**WRITTEN INSTRUCTION**
Exactly reproduce the entries, dropping any pictures from your copy.

BEGIN

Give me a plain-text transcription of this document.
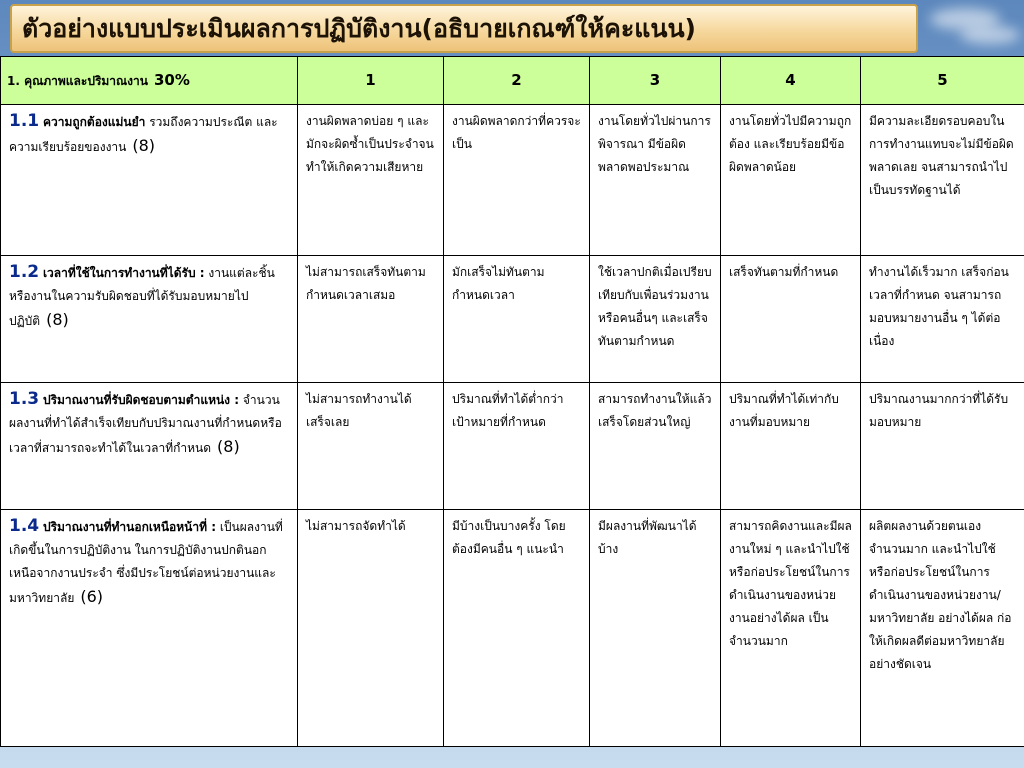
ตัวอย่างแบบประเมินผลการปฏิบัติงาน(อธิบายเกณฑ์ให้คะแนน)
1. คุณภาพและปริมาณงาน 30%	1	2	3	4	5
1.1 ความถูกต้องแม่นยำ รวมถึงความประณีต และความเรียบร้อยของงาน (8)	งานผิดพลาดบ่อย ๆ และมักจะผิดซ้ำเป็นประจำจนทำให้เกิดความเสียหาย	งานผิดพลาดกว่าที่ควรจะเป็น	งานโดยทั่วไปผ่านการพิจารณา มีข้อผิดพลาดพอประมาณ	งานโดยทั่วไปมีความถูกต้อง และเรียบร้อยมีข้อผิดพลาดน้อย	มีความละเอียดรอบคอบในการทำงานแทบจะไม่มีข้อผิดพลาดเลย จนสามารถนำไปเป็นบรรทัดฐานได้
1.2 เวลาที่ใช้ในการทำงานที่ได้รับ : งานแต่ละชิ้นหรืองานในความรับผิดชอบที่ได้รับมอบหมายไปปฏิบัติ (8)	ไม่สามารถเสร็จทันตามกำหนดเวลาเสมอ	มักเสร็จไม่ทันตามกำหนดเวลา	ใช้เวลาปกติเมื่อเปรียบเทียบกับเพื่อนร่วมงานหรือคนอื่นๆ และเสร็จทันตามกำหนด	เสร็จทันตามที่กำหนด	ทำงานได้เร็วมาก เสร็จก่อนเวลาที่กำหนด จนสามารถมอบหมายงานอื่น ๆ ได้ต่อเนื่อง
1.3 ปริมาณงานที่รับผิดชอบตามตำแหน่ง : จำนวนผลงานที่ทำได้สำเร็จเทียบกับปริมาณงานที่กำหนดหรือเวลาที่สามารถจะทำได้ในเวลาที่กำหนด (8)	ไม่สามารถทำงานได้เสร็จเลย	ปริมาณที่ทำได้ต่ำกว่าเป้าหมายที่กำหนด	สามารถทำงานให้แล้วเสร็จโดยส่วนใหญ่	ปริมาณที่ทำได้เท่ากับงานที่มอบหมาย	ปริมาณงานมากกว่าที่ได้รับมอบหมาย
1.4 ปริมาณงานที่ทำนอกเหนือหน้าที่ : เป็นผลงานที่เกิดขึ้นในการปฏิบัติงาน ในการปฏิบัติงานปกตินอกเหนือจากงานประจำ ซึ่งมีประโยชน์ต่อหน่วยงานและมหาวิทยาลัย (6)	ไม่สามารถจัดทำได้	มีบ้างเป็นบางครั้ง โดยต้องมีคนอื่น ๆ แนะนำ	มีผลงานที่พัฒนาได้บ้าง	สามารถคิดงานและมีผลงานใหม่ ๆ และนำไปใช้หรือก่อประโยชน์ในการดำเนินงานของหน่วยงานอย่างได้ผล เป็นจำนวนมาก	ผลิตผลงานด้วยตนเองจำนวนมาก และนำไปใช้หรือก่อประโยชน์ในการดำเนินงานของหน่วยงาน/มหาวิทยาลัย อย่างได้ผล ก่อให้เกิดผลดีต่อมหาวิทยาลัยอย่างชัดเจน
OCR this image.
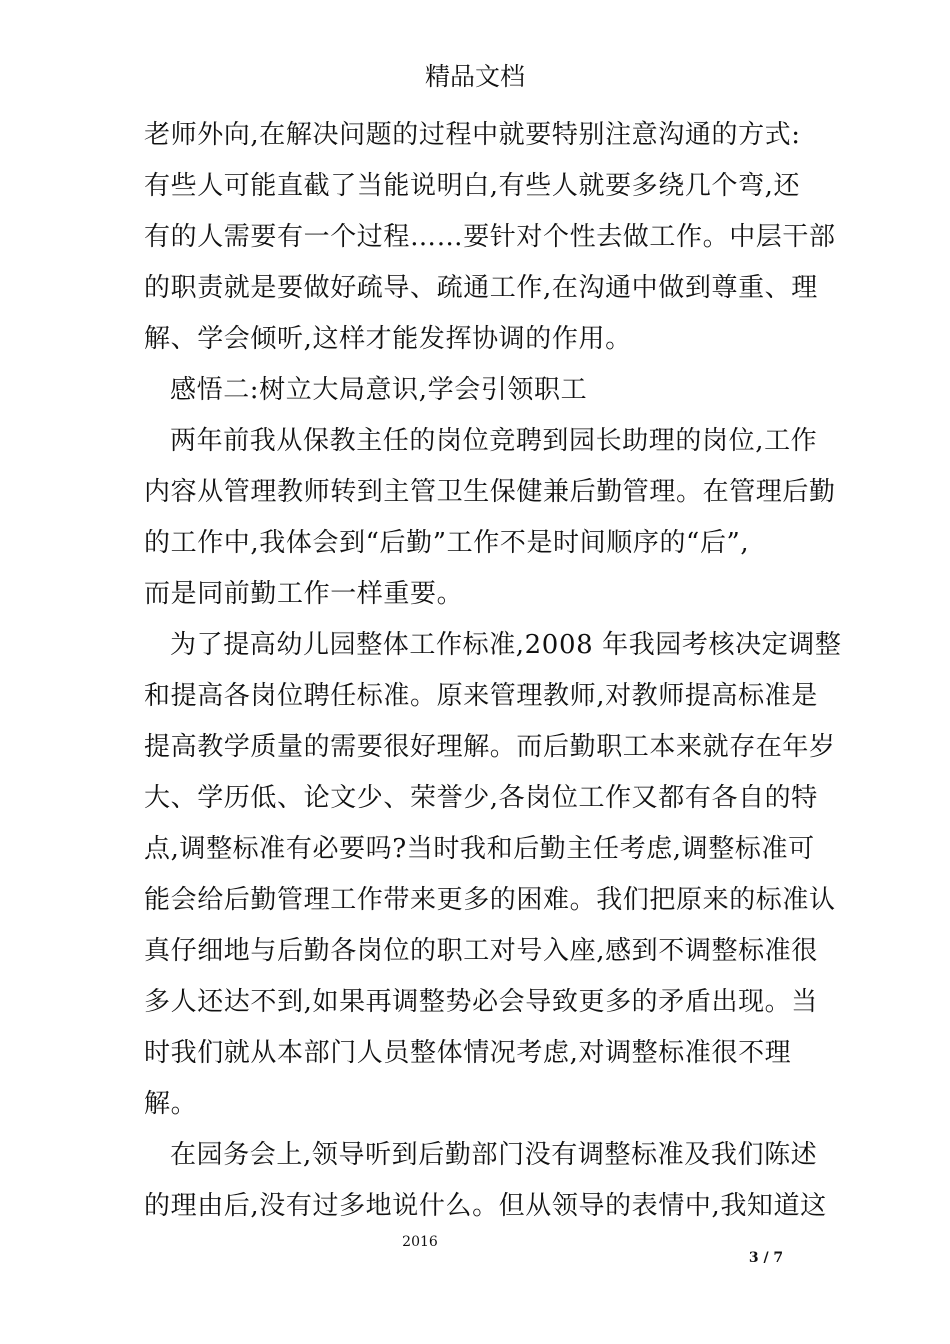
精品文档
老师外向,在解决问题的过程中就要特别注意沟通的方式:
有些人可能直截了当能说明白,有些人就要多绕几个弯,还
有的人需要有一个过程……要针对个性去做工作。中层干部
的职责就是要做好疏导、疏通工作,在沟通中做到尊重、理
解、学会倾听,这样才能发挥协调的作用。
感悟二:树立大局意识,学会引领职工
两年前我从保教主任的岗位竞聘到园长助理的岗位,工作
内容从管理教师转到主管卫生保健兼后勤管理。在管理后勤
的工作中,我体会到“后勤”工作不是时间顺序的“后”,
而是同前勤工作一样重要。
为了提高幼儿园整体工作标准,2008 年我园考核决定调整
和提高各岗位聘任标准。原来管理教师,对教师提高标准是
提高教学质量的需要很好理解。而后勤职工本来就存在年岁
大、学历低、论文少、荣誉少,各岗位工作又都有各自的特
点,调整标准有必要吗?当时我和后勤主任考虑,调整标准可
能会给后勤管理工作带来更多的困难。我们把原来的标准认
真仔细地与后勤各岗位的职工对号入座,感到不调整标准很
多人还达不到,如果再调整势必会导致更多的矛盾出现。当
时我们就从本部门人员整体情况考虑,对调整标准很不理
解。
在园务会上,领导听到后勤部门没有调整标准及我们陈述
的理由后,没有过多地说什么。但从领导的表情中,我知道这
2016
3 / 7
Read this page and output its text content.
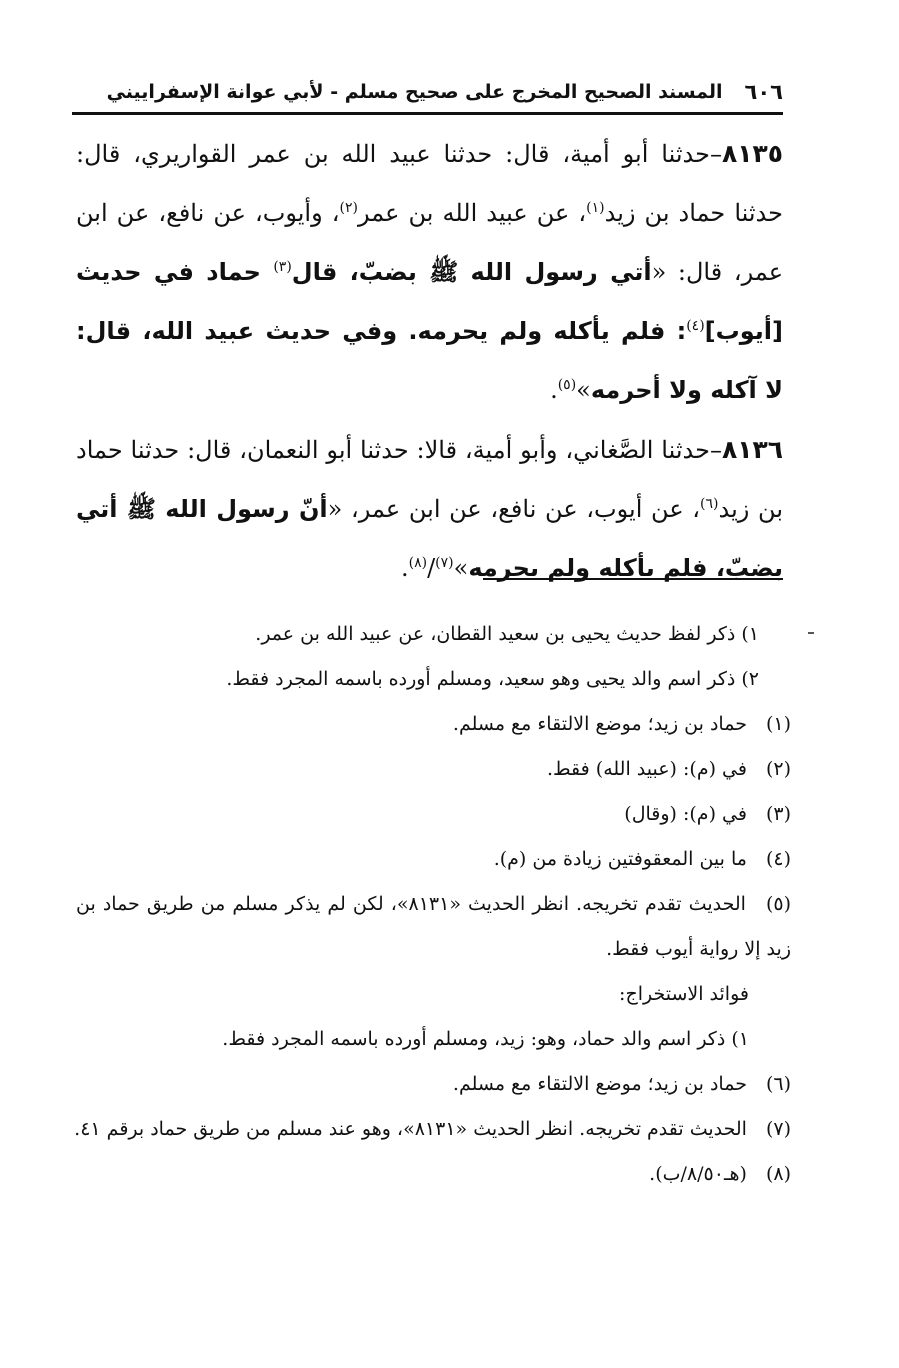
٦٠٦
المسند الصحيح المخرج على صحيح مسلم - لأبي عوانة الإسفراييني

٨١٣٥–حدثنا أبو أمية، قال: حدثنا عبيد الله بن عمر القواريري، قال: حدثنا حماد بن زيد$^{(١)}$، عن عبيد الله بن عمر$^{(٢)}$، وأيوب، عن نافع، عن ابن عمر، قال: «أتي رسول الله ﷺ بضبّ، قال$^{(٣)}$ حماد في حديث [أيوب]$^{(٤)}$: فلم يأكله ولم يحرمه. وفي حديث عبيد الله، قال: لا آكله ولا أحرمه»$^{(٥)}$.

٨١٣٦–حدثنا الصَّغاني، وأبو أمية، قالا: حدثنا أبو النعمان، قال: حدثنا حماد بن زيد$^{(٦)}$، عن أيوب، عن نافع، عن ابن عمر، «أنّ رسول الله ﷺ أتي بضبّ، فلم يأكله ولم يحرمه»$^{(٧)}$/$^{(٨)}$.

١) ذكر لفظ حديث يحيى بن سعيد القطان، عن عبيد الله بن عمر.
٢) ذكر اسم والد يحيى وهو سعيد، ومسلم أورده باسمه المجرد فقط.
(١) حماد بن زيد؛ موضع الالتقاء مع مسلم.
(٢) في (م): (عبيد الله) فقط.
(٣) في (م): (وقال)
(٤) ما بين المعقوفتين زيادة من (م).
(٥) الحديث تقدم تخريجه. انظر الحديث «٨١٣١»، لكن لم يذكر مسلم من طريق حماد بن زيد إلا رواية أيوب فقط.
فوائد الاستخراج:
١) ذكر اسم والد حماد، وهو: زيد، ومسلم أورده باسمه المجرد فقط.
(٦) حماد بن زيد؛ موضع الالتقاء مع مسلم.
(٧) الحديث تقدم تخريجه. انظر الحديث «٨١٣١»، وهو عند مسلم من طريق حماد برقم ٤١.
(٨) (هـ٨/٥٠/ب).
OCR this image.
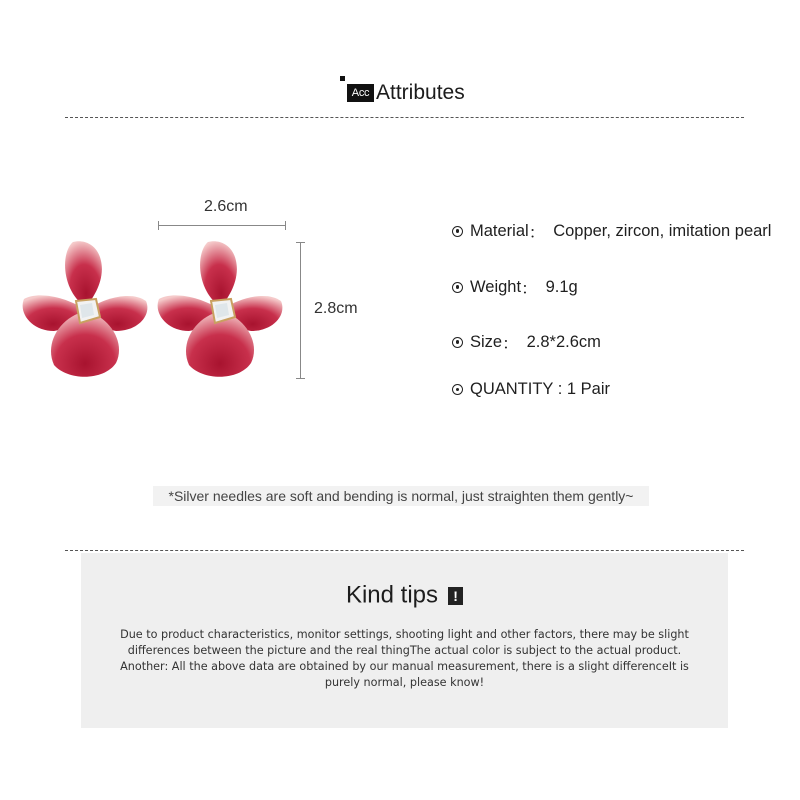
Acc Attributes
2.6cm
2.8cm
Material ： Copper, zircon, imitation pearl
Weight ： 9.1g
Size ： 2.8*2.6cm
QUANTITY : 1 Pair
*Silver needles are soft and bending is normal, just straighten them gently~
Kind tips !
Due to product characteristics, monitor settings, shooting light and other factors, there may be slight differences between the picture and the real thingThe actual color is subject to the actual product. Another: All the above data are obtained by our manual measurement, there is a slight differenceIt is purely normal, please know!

END

**THE RESPONSE**
Give me a plain-text transcription of this document.
ตัวอย่างแบบประเมินผลการปฏิบัติงาน(อธิบายเกณฑ์ให้คะแนน)
1. คุณภาพและปริมาณงาน 30%	1	2	3	4	5
1.1 ความถูกต้องแม่นยำ รวมถึงความประณีต และความเรียบร้อยของงาน (8)	งานผิดพลาดบ่อย ๆ และมักจะผิดซ้ำเป็นประจำจนทำให้เกิดความเสียหาย	งานผิดพลาดกว่าที่ควรจะเป็น	งานโดยทั่วไปผ่านการพิจารณา มีข้อผิดพลาดพอประมาณ	งานโดยทั่วไปมีความถูกต้อง และเรียบร้อยมีข้อผิดพลาดน้อย	มีความละเอียดรอบคอบในการทำงานแทบจะไม่มีข้อผิดพลาดเลย จนสามารถนำไปเป็นบรรทัดฐานได้
1.2 เวลาที่ใช้ในการทำงานที่ได้รับ : งานแต่ละชิ้นหรืองานในความรับผิดชอบที่ได้รับมอบหมายไปปฏิบัติ (8)	ไม่สามารถเสร็จทันตามกำหนดเวลาเสมอ	มักเสร็จไม่ทันตามกำหนดเวลา	ใช้เวลาปกติเมื่อเปรียบเทียบกับเพื่อนร่วมงานหรือคนอื่นๆ และเสร็จทันตามกำหนด	เสร็จทันตามที่กำหนด	ทำงานได้เร็วมาก เสร็จก่อนเวลาที่กำหนด จนสามารถมอบหมายงานอื่น ๆ ได้ต่อเนื่อง
1.3 ปริมาณงานที่รับผิดชอบตามตำแหน่ง : จำนวนผลงานที่ทำได้สำเร็จเทียบกับปริมาณงานที่กำหนดหรือเวลาที่สามารถจะทำได้ในเวลาที่กำหนด (8)	ไม่สามารถทำงานได้เสร็จเลย	ปริมาณที่ทำได้ต่ำกว่าเป้าหมายที่กำหนด	สามารถทำงานให้แล้วเสร็จโดยส่วนใหญ่	ปริมาณที่ทำได้เท่ากับงานที่มอบหมาย	ปริมาณงานมากกว่าที่ได้รับมอบหมาย
1.4 ปริมาณงานที่ทำนอกเหนือหน้าที่ : เป็นผลงานที่เกิดขึ้นในการปฏิบัติงาน ในการปฏิบัติงานปกตินอกเหนือจากงานประจำ ซึ่งมีประโยชน์ต่อหน่วยงานและมหาวิทยาลัย (6)	ไม่สามารถจัดทำได้	มีบ้างเป็นบางครั้ง โดยต้องมีคนอื่น ๆ แนะนำ	มีผลงานที่พัฒนาได้บ้าง	สามารถคิดงานและมีผลงานใหม่ ๆ และนำไปใช้หรือก่อประโยชน์ในการดำเนินงานของหน่วยงานอย่างได้ผล เป็นจำนวนมาก	ผลิตผลงานด้วยตนเองจำนวนมาก และนำไปใช้หรือก่อประโยชน์ในการดำเนินงานของหน่วยงาน/มหาวิทยาลัย อย่างได้ผล ก่อให้เกิดผลดีต่อมหาวิทยาลัยอย่างชัดเจน
OCR this image.
精品文档
老师外向,在解决问题的过程中就要特别注意沟通的方式:
有些人可能直截了当能说明白,有些人就要多绕几个弯,还
有的人需要有一个过程……要针对个性去做工作。中层干部
的职责就是要做好疏导、疏通工作,在沟通中做到尊重、理
解、学会倾听,这样才能发挥协调的作用。
感悟二:树立大局意识,学会引领职工
两年前我从保教主任的岗位竞聘到园长助理的岗位,工作
内容从管理教师转到主管卫生保健兼后勤管理。在管理后勤
的工作中,我体会到“后勤”工作不是时间顺序的“后”,
而是同前勤工作一样重要。
为了提高幼儿园整体工作标准,2008 年我园考核决定调整
和提高各岗位聘任标准。原来管理教师,对教师提高标准是
提高教学质量的需要很好理解。而后勤职工本来就存在年岁
大、学历低、论文少、荣誉少,各岗位工作又都有各自的特
点,调整标准有必要吗?当时我和后勤主任考虑,调整标准可
能会给后勤管理工作带来更多的困难。我们把原来的标准认
真仔细地与后勤各岗位的职工对号入座,感到不调整标准很
多人还达不到,如果再调整势必会导致更多的矛盾出现。当
时我们就从本部门人员整体情况考虑,对调整标准很不理
解。
在园务会上,领导听到后勤部门没有调整标准及我们陈述
的理由后,没有过多地说什么。但从领导的表情中,我知道这
2016
3 / 7
Read this page and output its text content.
٦٠٦
المسند الصحيح المخرج على صحيح مسلم - لأبي عوانة الإسفراييني

٨١٣٥–حدثنا أبو أمية، قال: حدثنا عبيد الله بن عمر القواريري، قال: حدثنا حماد بن زيد$^{(١)}$، عن عبيد الله بن عمر$^{(٢)}$، وأيوب، عن نافع، عن ابن عمر، قال: «أتي رسول الله ﷺ بضبّ، قال$^{(٣)}$ حماد في حديث [أيوب]$^{(٤)}$: فلم يأكله ولم يحرمه. وفي حديث عبيد الله، قال: لا آكله ولا أحرمه»$^{(٥)}$.

٨١٣٦–حدثنا الصَّغاني، وأبو أمية، قالا: حدثنا أبو النعمان، قال: حدثنا حماد بن زيد$^{(٦)}$، عن أيوب، عن نافع، عن ابن عمر، «أنّ رسول الله ﷺ أتي بضبّ، فلم يأكله ولم يحرمه»$^{(٧)}$/$^{(٨)}$.

١) ذكر لفظ حديث يحيى بن سعيد القطان، عن عبيد الله بن عمر.
٢) ذكر اسم والد يحيى وهو سعيد، ومسلم أورده باسمه المجرد فقط.
(١) حماد بن زيد؛ موضع الالتقاء مع مسلم.
(٢) في (م): (عبيد الله) فقط.
(٣) في (م): (وقال)
(٤) ما بين المعقوفتين زيادة من (م).
(٥) الحديث تقدم تخريجه. انظر الحديث «٨١٣١»، لكن لم يذكر مسلم من طريق حماد بن زيد إلا رواية أيوب فقط.
فوائد الاستخراج:
١) ذكر اسم والد حماد، وهو: زيد، ومسلم أورده باسمه المجرد فقط.
(٦) حماد بن زيد؛ موضع الالتقاء مع مسلم.
(٧) الحديث تقدم تخريجه. انظر الحديث «٨١٣١»، وهو عند مسلم من طريق حماد برقم ٤١.
(٨) (هـ٨/٥٠/ب).
OCR this image.
Acc Attributes
2.6cm
2.8cm
Material ： Copper, zircon, imitation pearl
Weight ： 9.1g
Size ： 2.8*2.6cm
QUANTITY : 1 Pair
*Silver needles are soft and bending is normal, just straighten them gently~
Kind tips !
Due to product characteristics, monitor settings, shooting light and other factors, there may be slight differences between the picture and the real thingThe actual color is subject to the actual product. Another: All the above data are obtained by our manual measurement, there is a slight differenceIt is purely normal, please know!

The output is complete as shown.